GIVEN INSTRUCTION ▸
All lines featuring the string "filtrazione" are to be listed.

[Extracted data entries]
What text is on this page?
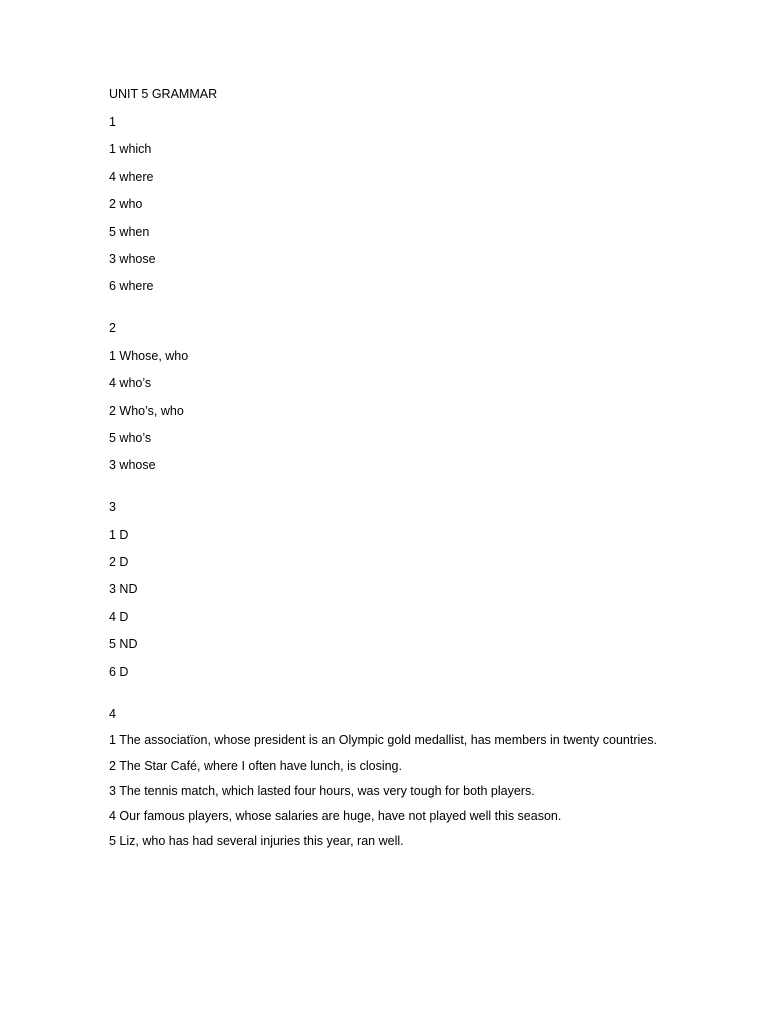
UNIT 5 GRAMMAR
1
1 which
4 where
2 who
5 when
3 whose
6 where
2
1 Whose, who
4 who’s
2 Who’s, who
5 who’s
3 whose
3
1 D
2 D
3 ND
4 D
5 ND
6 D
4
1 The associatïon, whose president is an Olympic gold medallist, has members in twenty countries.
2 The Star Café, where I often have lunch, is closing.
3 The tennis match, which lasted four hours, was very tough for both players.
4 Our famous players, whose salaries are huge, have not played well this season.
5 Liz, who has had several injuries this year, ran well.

--

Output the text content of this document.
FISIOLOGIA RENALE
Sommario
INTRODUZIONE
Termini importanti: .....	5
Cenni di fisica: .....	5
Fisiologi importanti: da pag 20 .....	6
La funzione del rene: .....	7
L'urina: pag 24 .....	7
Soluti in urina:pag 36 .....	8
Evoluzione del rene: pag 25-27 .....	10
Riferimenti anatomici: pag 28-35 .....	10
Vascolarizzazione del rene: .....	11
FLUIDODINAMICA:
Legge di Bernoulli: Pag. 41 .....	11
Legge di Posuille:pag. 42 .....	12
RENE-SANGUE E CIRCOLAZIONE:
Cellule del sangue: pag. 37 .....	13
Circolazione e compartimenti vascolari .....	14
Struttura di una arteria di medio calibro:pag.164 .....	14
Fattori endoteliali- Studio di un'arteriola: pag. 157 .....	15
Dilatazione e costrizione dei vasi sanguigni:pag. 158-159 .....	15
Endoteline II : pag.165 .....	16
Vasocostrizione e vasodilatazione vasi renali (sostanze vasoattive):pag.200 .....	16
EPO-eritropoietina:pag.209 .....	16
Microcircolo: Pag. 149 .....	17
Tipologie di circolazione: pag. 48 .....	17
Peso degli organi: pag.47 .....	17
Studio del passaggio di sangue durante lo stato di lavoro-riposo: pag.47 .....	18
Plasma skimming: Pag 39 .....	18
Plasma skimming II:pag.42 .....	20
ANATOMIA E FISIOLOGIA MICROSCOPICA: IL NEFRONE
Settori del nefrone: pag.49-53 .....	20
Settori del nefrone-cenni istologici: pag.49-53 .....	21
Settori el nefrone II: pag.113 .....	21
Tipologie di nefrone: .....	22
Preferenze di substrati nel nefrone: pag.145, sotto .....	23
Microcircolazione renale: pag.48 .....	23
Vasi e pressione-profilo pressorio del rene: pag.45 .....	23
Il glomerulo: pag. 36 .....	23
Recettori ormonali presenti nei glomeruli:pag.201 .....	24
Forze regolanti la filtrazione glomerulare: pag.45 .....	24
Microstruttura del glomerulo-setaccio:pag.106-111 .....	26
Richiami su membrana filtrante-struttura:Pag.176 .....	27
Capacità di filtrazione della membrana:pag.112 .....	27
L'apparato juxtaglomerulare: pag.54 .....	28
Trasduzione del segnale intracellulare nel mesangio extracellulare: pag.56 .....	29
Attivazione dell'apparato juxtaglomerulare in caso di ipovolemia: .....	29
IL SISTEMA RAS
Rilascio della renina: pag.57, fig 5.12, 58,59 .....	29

SOLUTION ▸
Forze regolanti la filtrazione glomerulare: pag.45 .....	24
Capacità di filtrazione della membrana:pag.112 .....	27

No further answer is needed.